**What to produce**
Transcribe each line of the material as it is, and drop any picture.

**Listing**
▬▬▬▬▬▬▬▬▬▬

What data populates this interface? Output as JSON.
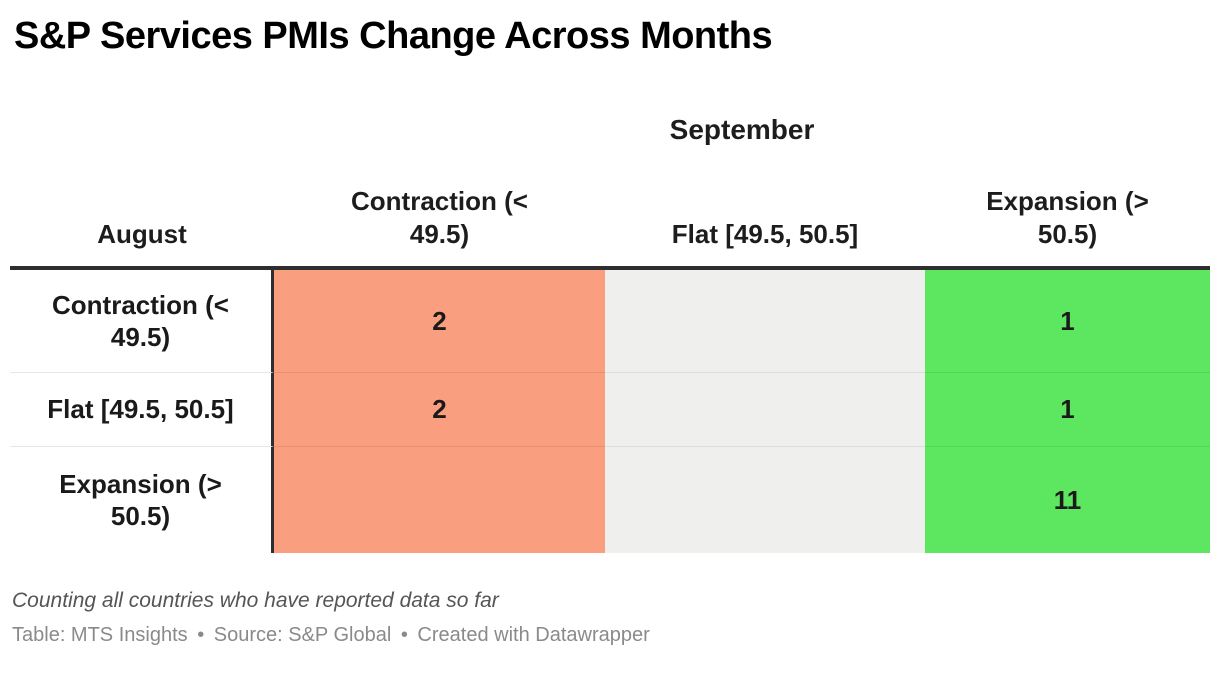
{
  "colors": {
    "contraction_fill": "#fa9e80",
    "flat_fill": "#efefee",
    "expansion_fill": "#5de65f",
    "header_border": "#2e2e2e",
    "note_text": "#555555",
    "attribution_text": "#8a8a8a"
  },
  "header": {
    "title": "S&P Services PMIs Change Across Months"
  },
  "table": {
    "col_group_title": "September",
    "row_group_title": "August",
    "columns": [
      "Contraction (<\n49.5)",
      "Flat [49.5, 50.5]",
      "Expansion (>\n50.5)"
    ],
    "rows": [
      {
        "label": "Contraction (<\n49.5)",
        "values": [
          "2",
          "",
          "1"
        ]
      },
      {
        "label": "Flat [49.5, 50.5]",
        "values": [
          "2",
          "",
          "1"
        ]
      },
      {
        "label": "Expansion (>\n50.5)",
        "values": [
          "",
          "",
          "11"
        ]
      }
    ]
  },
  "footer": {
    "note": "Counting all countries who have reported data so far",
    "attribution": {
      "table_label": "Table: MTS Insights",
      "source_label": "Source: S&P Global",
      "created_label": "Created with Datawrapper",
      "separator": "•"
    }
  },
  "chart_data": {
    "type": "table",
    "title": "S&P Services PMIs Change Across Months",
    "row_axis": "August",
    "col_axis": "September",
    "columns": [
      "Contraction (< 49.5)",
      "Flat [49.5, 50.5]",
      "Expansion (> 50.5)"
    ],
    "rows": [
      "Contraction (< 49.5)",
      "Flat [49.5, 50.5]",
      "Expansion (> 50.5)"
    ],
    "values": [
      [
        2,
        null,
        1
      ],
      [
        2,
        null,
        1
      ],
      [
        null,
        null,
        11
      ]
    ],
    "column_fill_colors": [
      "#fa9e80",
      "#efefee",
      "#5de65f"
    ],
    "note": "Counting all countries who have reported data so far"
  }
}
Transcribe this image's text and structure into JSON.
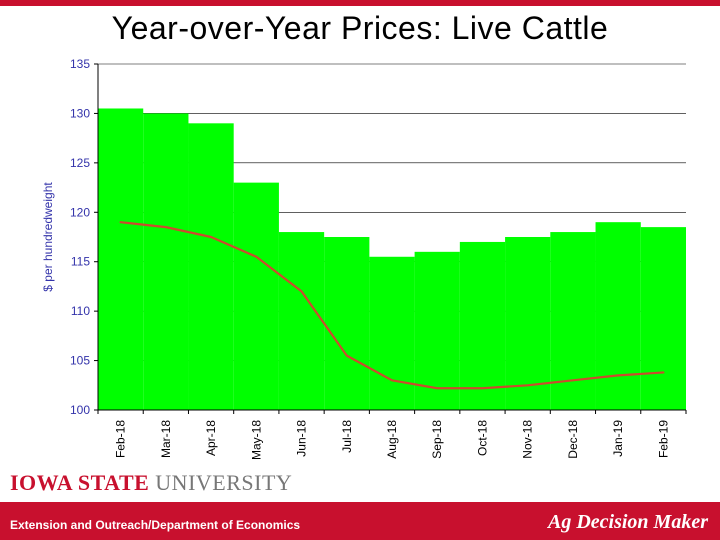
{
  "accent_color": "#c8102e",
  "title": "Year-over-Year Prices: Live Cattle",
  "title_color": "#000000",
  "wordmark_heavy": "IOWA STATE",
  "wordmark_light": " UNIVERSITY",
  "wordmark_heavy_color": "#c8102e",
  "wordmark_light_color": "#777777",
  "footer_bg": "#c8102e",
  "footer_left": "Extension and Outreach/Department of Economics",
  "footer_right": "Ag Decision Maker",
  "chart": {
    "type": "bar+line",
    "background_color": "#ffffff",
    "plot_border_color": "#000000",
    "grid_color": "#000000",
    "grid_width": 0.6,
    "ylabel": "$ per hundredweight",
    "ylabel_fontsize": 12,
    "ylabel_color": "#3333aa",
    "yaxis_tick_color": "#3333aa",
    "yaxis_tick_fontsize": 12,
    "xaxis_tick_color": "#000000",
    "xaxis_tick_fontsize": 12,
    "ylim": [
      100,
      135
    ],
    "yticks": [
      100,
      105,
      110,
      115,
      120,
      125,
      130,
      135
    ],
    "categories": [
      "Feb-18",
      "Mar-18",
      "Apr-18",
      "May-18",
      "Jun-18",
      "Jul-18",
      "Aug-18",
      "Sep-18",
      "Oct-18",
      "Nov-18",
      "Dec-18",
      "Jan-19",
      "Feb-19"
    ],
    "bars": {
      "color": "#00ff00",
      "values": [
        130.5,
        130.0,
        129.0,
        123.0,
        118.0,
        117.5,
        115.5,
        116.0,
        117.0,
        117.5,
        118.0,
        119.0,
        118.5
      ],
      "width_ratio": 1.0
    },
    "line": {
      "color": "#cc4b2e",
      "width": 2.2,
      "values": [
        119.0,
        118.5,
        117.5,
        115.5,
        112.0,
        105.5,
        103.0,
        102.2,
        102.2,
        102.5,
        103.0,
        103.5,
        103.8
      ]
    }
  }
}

▬▬▬▬▬▬▬▬▬▬

**Exercise output**
What data populates this interface? Output as JSON.
{
  "colors": {
    "contraction_fill": "#fa9e80",
    "flat_fill": "#efefee",
    "expansion_fill": "#5de65f",
    "header_border": "#2e2e2e",
    "note_text": "#555555",
    "attribution_text": "#8a8a8a"
  },
  "header": {
    "title": "S&P Services PMIs Change Across Months"
  },
  "table": {
    "col_group_title": "September",
    "row_group_title": "August",
    "columns": [
      "Contraction (<\n49.5)",
      "Flat [49.5, 50.5]",
      "Expansion (>\n50.5)"
    ],
    "rows": [
      {
        "label": "Contraction (<\n49.5)",
        "values": [
          "2",
          "",
          "1"
        ]
      },
      {
        "label": "Flat [49.5, 50.5]",
        "values": [
          "2",
          "",
          "1"
        ]
      },
      {
        "label": "Expansion (>\n50.5)",
        "values": [
          "",
          "",
          "11"
        ]
      }
    ]
  },
  "footer": {
    "note": "Counting all countries who have reported data so far",
    "attribution": {
      "table_label": "Table: MTS Insights",
      "source_label": "Source: S&P Global",
      "created_label": "Created with Datawrapper",
      "separator": "•"
    }
  },
  "chart_data": {
    "type": "table",
    "title": "S&P Services PMIs Change Across Months",
    "row_axis": "August",
    "col_axis": "September",
    "columns": [
      "Contraction (< 49.5)",
      "Flat [49.5, 50.5]",
      "Expansion (> 50.5)"
    ],
    "rows": [
      "Contraction (< 49.5)",
      "Flat [49.5, 50.5]",
      "Expansion (> 50.5)"
    ],
    "values": [
      [
        2,
        null,
        1
      ],
      [
        2,
        null,
        1
      ],
      [
        null,
        null,
        11
      ]
    ],
    "column_fill_colors": [
      "#fa9e80",
      "#efefee",
      "#5de65f"
    ],
    "note": "Counting all countries who have reported data so far"
  }
}
Transcribe this image's text and structure into JSON.
{
  "accent_color": "#c8102e",
  "title": "Year-over-Year Prices: Live Cattle",
  "title_color": "#000000",
  "wordmark_heavy": "IOWA STATE",
  "wordmark_light": " UNIVERSITY",
  "wordmark_heavy_color": "#c8102e",
  "wordmark_light_color": "#777777",
  "footer_bg": "#c8102e",
  "footer_left": "Extension and Outreach/Department of Economics",
  "footer_right": "Ag Decision Maker",
  "chart": {
    "type": "bar+line",
    "background_color": "#ffffff",
    "plot_border_color": "#000000",
    "grid_color": "#000000",
    "grid_width": 0.6,
    "ylabel": "$ per hundredweight",
    "ylabel_fontsize": 12,
    "ylabel_color": "#3333aa",
    "yaxis_tick_color": "#3333aa",
    "yaxis_tick_fontsize": 12,
    "xaxis_tick_color": "#000000",
    "xaxis_tick_fontsize": 12,
    "ylim": [
      100,
      135
    ],
    "yticks": [
      100,
      105,
      110,
      115,
      120,
      125,
      130,
      135
    ],
    "categories": [
      "Feb-18",
      "Mar-18",
      "Apr-18",
      "May-18",
      "Jun-18",
      "Jul-18",
      "Aug-18",
      "Sep-18",
      "Oct-18",
      "Nov-18",
      "Dec-18",
      "Jan-19",
      "Feb-19"
    ],
    "bars": {
      "color": "#00ff00",
      "values": [
        130.5,
        130.0,
        129.0,
        123.0,
        118.0,
        117.5,
        115.5,
        116.0,
        117.0,
        117.5,
        118.0,
        119.0,
        118.5
      ],
      "width_ratio": 1.0
    },
    "line": {
      "color": "#cc4b2e",
      "width": 2.2,
      "values": [
        119.0,
        118.5,
        117.5,
        115.5,
        112.0,
        105.5,
        103.0,
        102.2,
        102.2,
        102.5,
        103.0,
        103.5,
        103.8
      ]
    }
  }
}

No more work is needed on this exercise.